### What to do
Find every line in the records below that contains the word "JSON", and copy each such line.

Entries from a visual dataset:
-- -- --

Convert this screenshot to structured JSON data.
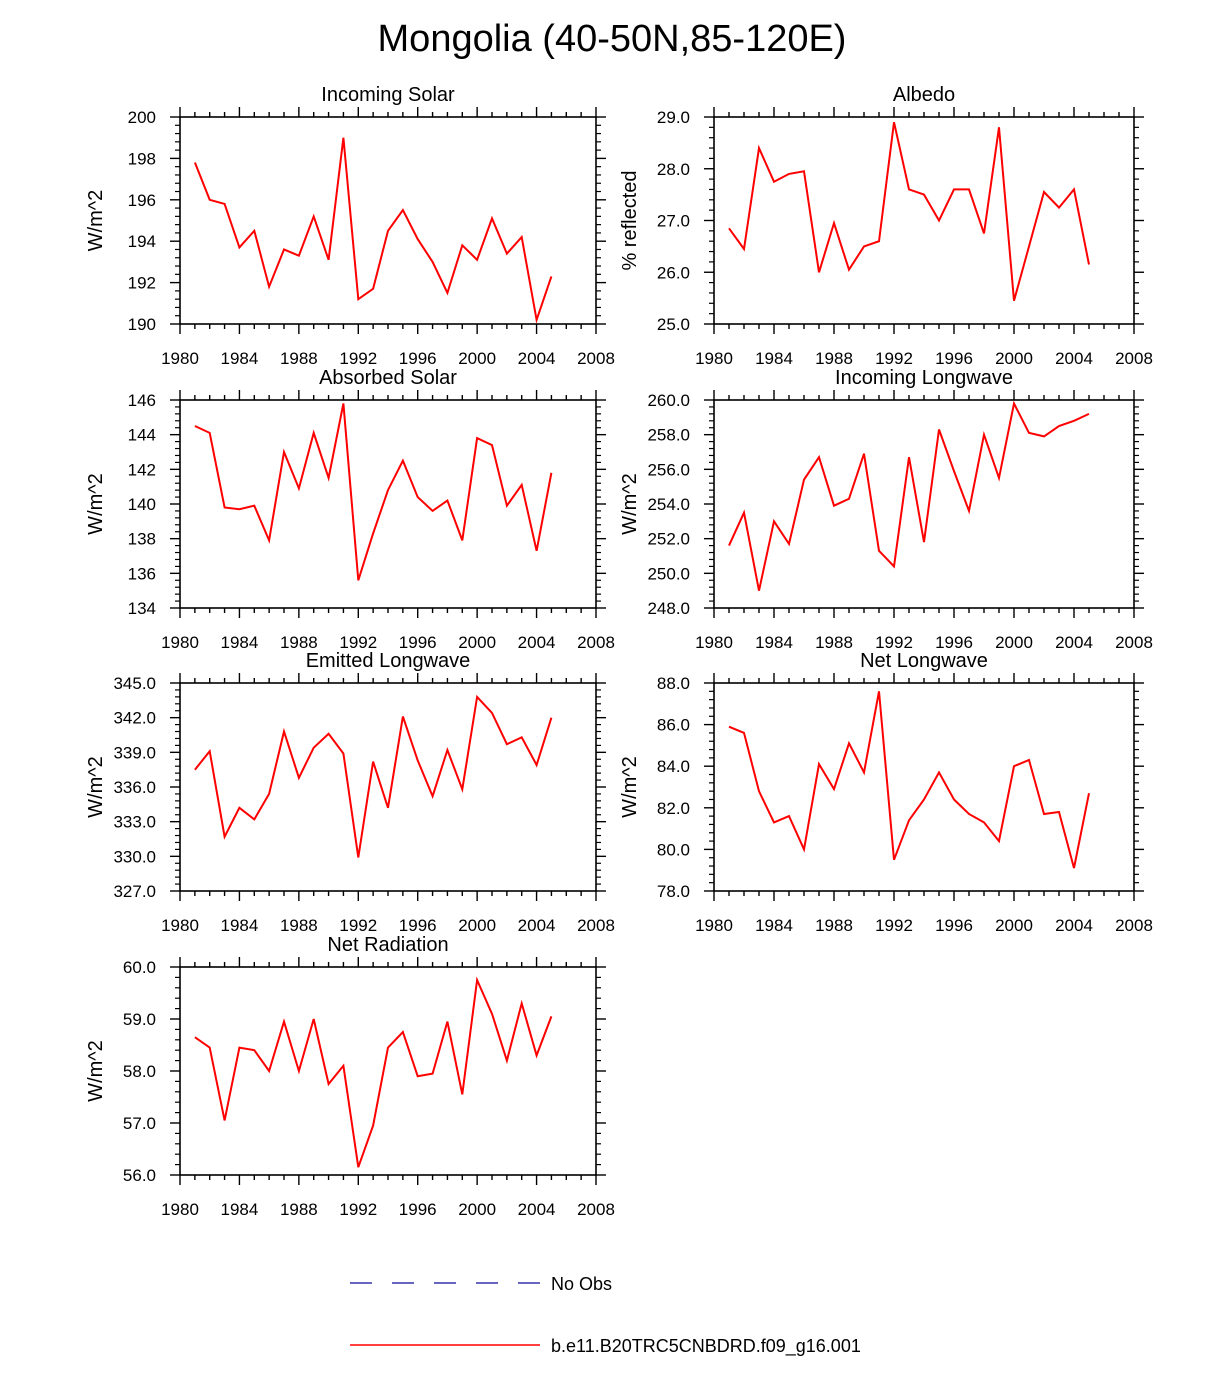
{
  "title": "Mongolia (40-50N,85-120E)",
  "colors": {
    "model_line": "#ff0000",
    "obs_line": "#3333aa",
    "axis": "#000000"
  },
  "legend": [
    {
      "label": "No Obs",
      "style": "dashed",
      "color": "#3333aa"
    },
    {
      "label": "b.e11.B20TRC5CNBDRD.f09_g16.001",
      "style": "solid",
      "color": "#ff0000"
    }
  ],
  "chart_data": [
    {
      "type": "line",
      "title": "Incoming Solar",
      "ylabel": "W/m^2",
      "xlim": [
        1980,
        2008
      ],
      "ylim": [
        190,
        200
      ],
      "xticks": [
        "1980",
        "1984",
        "1988",
        "1992",
        "1996",
        "2000",
        "2004",
        "2008"
      ],
      "yticks": [
        "190",
        "192",
        "194",
        "196",
        "198",
        "200"
      ],
      "x": [
        1981,
        1982,
        1983,
        1984,
        1985,
        1986,
        1987,
        1988,
        1989,
        1990,
        1991,
        1992,
        1993,
        1994,
        1995,
        1996,
        1997,
        1998,
        1999,
        2000,
        2001,
        2002,
        2003,
        2004,
        2005
      ],
      "series": [
        {
          "name": "b.e11.B20TRC5CNBDRD.f09_g16.001",
          "values": [
            197.8,
            196.0,
            195.8,
            193.7,
            194.5,
            191.8,
            193.6,
            193.3,
            195.2,
            193.1,
            199.0,
            191.2,
            191.7,
            194.5,
            195.5,
            194.1,
            193.0,
            191.5,
            193.8,
            193.1,
            195.1,
            193.4,
            194.2,
            190.2,
            192.3
          ]
        }
      ]
    },
    {
      "type": "line",
      "title": "Albedo",
      "ylabel": "% reflected",
      "xlim": [
        1980,
        2008
      ],
      "ylim": [
        25.0,
        29.0
      ],
      "xticks": [
        "1980",
        "1984",
        "1988",
        "1992",
        "1996",
        "2000",
        "2004",
        "2008"
      ],
      "yticks": [
        "25.0",
        "26.0",
        "27.0",
        "28.0",
        "29.0"
      ],
      "x": [
        1981,
        1982,
        1983,
        1984,
        1985,
        1986,
        1987,
        1988,
        1989,
        1990,
        1991,
        1992,
        1993,
        1994,
        1995,
        1996,
        1997,
        1998,
        1999,
        2000,
        2001,
        2002,
        2003,
        2004,
        2005
      ],
      "series": [
        {
          "name": "b.e11.B20TRC5CNBDRD.f09_g16.001",
          "values": [
            26.85,
            26.45,
            28.4,
            27.75,
            27.9,
            27.95,
            26.0,
            26.95,
            26.05,
            26.5,
            26.6,
            28.9,
            27.6,
            27.5,
            27.0,
            27.6,
            27.6,
            26.75,
            28.8,
            25.45,
            26.5,
            27.55,
            27.25,
            27.6,
            26.15
          ]
        }
      ]
    },
    {
      "type": "line",
      "title": "Absorbed Solar",
      "ylabel": "W/m^2",
      "xlim": [
        1980,
        2008
      ],
      "ylim": [
        134,
        146
      ],
      "xticks": [
        "1980",
        "1984",
        "1988",
        "1992",
        "1996",
        "2000",
        "2004",
        "2008"
      ],
      "yticks": [
        "134",
        "136",
        "138",
        "140",
        "142",
        "144",
        "146"
      ],
      "x": [
        1981,
        1982,
        1983,
        1984,
        1985,
        1986,
        1987,
        1988,
        1989,
        1990,
        1991,
        1992,
        1993,
        1994,
        1995,
        1996,
        1997,
        1998,
        1999,
        2000,
        2001,
        2002,
        2003,
        2004,
        2005
      ],
      "series": [
        {
          "name": "b.e11.B20TRC5CNBDRD.f09_g16.001",
          "values": [
            144.5,
            144.1,
            139.8,
            139.7,
            139.9,
            137.9,
            143.0,
            140.9,
            144.1,
            141.5,
            145.8,
            135.6,
            138.3,
            140.8,
            142.5,
            140.4,
            139.6,
            140.2,
            137.9,
            143.8,
            143.4,
            139.9,
            141.1,
            137.3,
            141.8
          ]
        }
      ]
    },
    {
      "type": "line",
      "title": "Incoming Longwave",
      "ylabel": "W/m^2",
      "xlim": [
        1980,
        2008
      ],
      "ylim": [
        248.0,
        260.0
      ],
      "xticks": [
        "1980",
        "1984",
        "1988",
        "1992",
        "1996",
        "2000",
        "2004",
        "2008"
      ],
      "yticks": [
        "248.0",
        "250.0",
        "252.0",
        "254.0",
        "256.0",
        "258.0",
        "260.0"
      ],
      "x": [
        1981,
        1982,
        1983,
        1984,
        1985,
        1986,
        1987,
        1988,
        1989,
        1990,
        1991,
        1992,
        1993,
        1994,
        1995,
        1996,
        1997,
        1998,
        1999,
        2000,
        2001,
        2002,
        2003,
        2004,
        2005
      ],
      "series": [
        {
          "name": "b.e11.B20TRC5CNBDRD.f09_g16.001",
          "values": [
            251.6,
            253.5,
            249.0,
            253.0,
            251.7,
            255.4,
            256.7,
            253.9,
            254.3,
            256.9,
            251.3,
            250.4,
            256.7,
            251.8,
            258.3,
            255.9,
            253.6,
            258.0,
            255.5,
            259.8,
            258.1,
            257.9,
            258.5,
            258.8,
            259.2
          ]
        }
      ]
    },
    {
      "type": "line",
      "title": "Emitted Longwave",
      "ylabel": "W/m^2",
      "xlim": [
        1980,
        2008
      ],
      "ylim": [
        327.0,
        345.0
      ],
      "xticks": [
        "1980",
        "1984",
        "1988",
        "1992",
        "1996",
        "2000",
        "2004",
        "2008"
      ],
      "yticks": [
        "327.0",
        "330.0",
        "333.0",
        "336.0",
        "339.0",
        "342.0",
        "345.0"
      ],
      "x": [
        1981,
        1982,
        1983,
        1984,
        1985,
        1986,
        1987,
        1988,
        1989,
        1990,
        1991,
        1992,
        1993,
        1994,
        1995,
        1996,
        1997,
        1998,
        1999,
        2000,
        2001,
        2002,
        2003,
        2004,
        2005
      ],
      "series": [
        {
          "name": "b.e11.B20TRC5CNBDRD.f09_g16.001",
          "values": [
            337.5,
            339.1,
            331.7,
            334.2,
            333.2,
            335.4,
            340.8,
            336.8,
            339.4,
            340.6,
            338.9,
            329.9,
            338.2,
            334.2,
            342.1,
            338.3,
            335.2,
            339.2,
            335.8,
            343.8,
            342.4,
            339.7,
            340.3,
            337.9,
            342.0
          ]
        }
      ]
    },
    {
      "type": "line",
      "title": "Net Longwave",
      "ylabel": "W/m^2",
      "xlim": [
        1980,
        2008
      ],
      "ylim": [
        78.0,
        88.0
      ],
      "xticks": [
        "1980",
        "1984",
        "1988",
        "1992",
        "1996",
        "2000",
        "2004",
        "2008"
      ],
      "yticks": [
        "78.0",
        "80.0",
        "82.0",
        "84.0",
        "86.0",
        "88.0"
      ],
      "x": [
        1981,
        1982,
        1983,
        1984,
        1985,
        1986,
        1987,
        1988,
        1989,
        1990,
        1991,
        1992,
        1993,
        1994,
        1995,
        1996,
        1997,
        1998,
        1999,
        2000,
        2001,
        2002,
        2003,
        2004,
        2005
      ],
      "series": [
        {
          "name": "b.e11.B20TRC5CNBDRD.f09_g16.001",
          "values": [
            85.9,
            85.6,
            82.8,
            81.3,
            81.6,
            80.0,
            84.1,
            82.9,
            85.1,
            83.7,
            87.6,
            79.5,
            81.4,
            82.4,
            83.7,
            82.4,
            81.7,
            81.3,
            80.4,
            84.0,
            84.3,
            81.7,
            81.8,
            79.1,
            82.7
          ]
        }
      ]
    },
    {
      "type": "line",
      "title": "Net Radiation",
      "ylabel": "W/m^2",
      "xlim": [
        1980,
        2008
      ],
      "ylim": [
        56.0,
        60.0
      ],
      "xticks": [
        "1980",
        "1984",
        "1988",
        "1992",
        "1996",
        "2000",
        "2004",
        "2008"
      ],
      "yticks": [
        "56.0",
        "57.0",
        "58.0",
        "59.0",
        "60.0"
      ],
      "x": [
        1981,
        1982,
        1983,
        1984,
        1985,
        1986,
        1987,
        1988,
        1989,
        1990,
        1991,
        1992,
        1993,
        1994,
        1995,
        1996,
        1997,
        1998,
        1999,
        2000,
        2001,
        2002,
        2003,
        2004,
        2005
      ],
      "series": [
        {
          "name": "b.e11.B20TRC5CNBDRD.f09_g16.001",
          "values": [
            58.65,
            58.45,
            57.05,
            58.45,
            58.4,
            58.0,
            58.95,
            58.0,
            59.0,
            57.75,
            58.1,
            56.15,
            56.95,
            58.45,
            58.75,
            57.9,
            57.95,
            58.95,
            57.55,
            59.75,
            59.1,
            58.2,
            59.3,
            58.3,
            59.05
          ]
        }
      ]
    }
  ]
}
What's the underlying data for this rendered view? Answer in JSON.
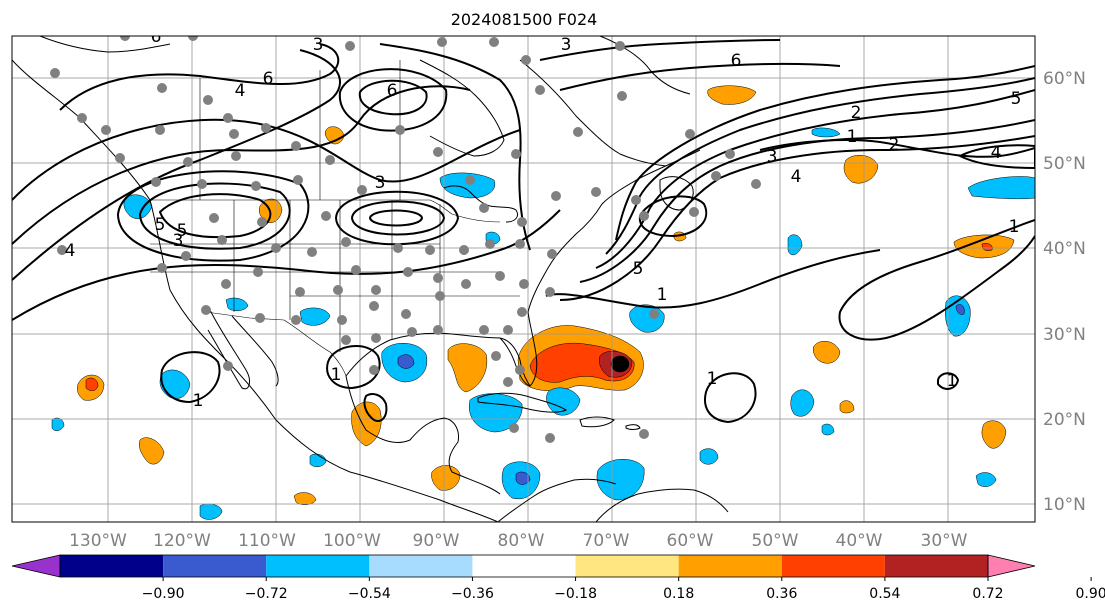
{
  "title": "2024081500 F024",
  "map": {
    "lon_labels": [
      "130°W",
      "120°W",
      "110°W",
      "100°W",
      "90°W",
      "80°W",
      "70°W",
      "60°W",
      "50°W",
      "40°W",
      "30°W"
    ],
    "lat_labels": [
      "60°N",
      "50°N",
      "40°N",
      "30°N",
      "20°N",
      "10°N"
    ],
    "contour_labels": [
      {
        "text": "6"
      },
      {
        "text": "6"
      },
      {
        "text": "4"
      },
      {
        "text": "3"
      },
      {
        "text": "3"
      },
      {
        "text": "4"
      },
      {
        "text": "5"
      },
      {
        "text": "6"
      },
      {
        "text": "3"
      },
      {
        "text": "3"
      },
      {
        "text": "6"
      },
      {
        "text": "2"
      },
      {
        "text": "1"
      },
      {
        "text": "2"
      },
      {
        "text": "3"
      },
      {
        "text": "4"
      },
      {
        "text": "4"
      },
      {
        "text": "5"
      },
      {
        "text": "5"
      },
      {
        "text": "1"
      },
      {
        "text": "1"
      },
      {
        "text": "1"
      },
      {
        "text": "1"
      },
      {
        "text": "1"
      },
      {
        "text": "1"
      },
      {
        "text": "5"
      }
    ]
  },
  "colorbar": {
    "ticks": [
      "−0.90",
      "−0.72",
      "−0.54",
      "−0.36",
      "−0.18",
      "0.18",
      "0.36",
      "0.54",
      "0.72",
      "0.90"
    ],
    "colors": [
      "#9932cc",
      "#00008b",
      "#3a5bd0",
      "#00bfff",
      "#a8dcff",
      "#ffffff",
      "#ffe680",
      "#ffa000",
      "#ff4000",
      "#b22222",
      "#ff80b0"
    ]
  }
}
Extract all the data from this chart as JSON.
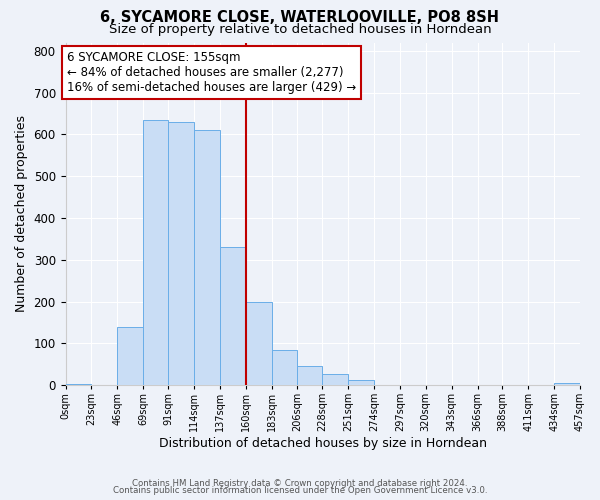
{
  "title": "6, SYCAMORE CLOSE, WATERLOOVILLE, PO8 8SH",
  "subtitle": "Size of property relative to detached houses in Horndean",
  "xlabel": "Distribution of detached houses by size in Horndean",
  "ylabel": "Number of detached properties",
  "bin_edges": [
    0,
    23,
    46,
    69,
    91,
    114,
    137,
    160,
    183,
    206,
    228,
    251,
    274,
    297,
    320,
    343,
    366,
    388,
    411,
    434,
    457
  ],
  "bin_labels": [
    "0sqm",
    "23sqm",
    "46sqm",
    "69sqm",
    "91sqm",
    "114sqm",
    "137sqm",
    "160sqm",
    "183sqm",
    "206sqm",
    "228sqm",
    "251sqm",
    "274sqm",
    "297sqm",
    "320sqm",
    "343sqm",
    "366sqm",
    "388sqm",
    "411sqm",
    "434sqm",
    "457sqm"
  ],
  "bar_heights": [
    3,
    0,
    140,
    635,
    630,
    610,
    330,
    200,
    83,
    45,
    27,
    12,
    0,
    0,
    0,
    0,
    0,
    0,
    0,
    4
  ],
  "bar_color": "#c9ddf5",
  "bar_edge_color": "#6aaee8",
  "vline_x": 160,
  "vline_color": "#c00000",
  "ylim": [
    0,
    820
  ],
  "yticks": [
    0,
    100,
    200,
    300,
    400,
    500,
    600,
    700,
    800
  ],
  "annotation_line1": "6 SYCAMORE CLOSE: 155sqm",
  "annotation_line2": "← 84% of detached houses are smaller (2,277)",
  "annotation_line3": "16% of semi-detached houses are larger (429) →",
  "annotation_box_color": "#c00000",
  "footer1": "Contains HM Land Registry data © Crown copyright and database right 2024.",
  "footer2": "Contains public sector information licensed under the Open Government Licence v3.0.",
  "background_color": "#eef2f9",
  "grid_color": "#ffffff",
  "title_fontsize": 10.5,
  "subtitle_fontsize": 9.5,
  "annotation_fontsize": 8.5
}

-- -- --

### Completed task
Convert this screenshot to structured JSON data.
What's the underlying data for this rendered view? Answer in JSON.
Extract all the data from this chart as JSON.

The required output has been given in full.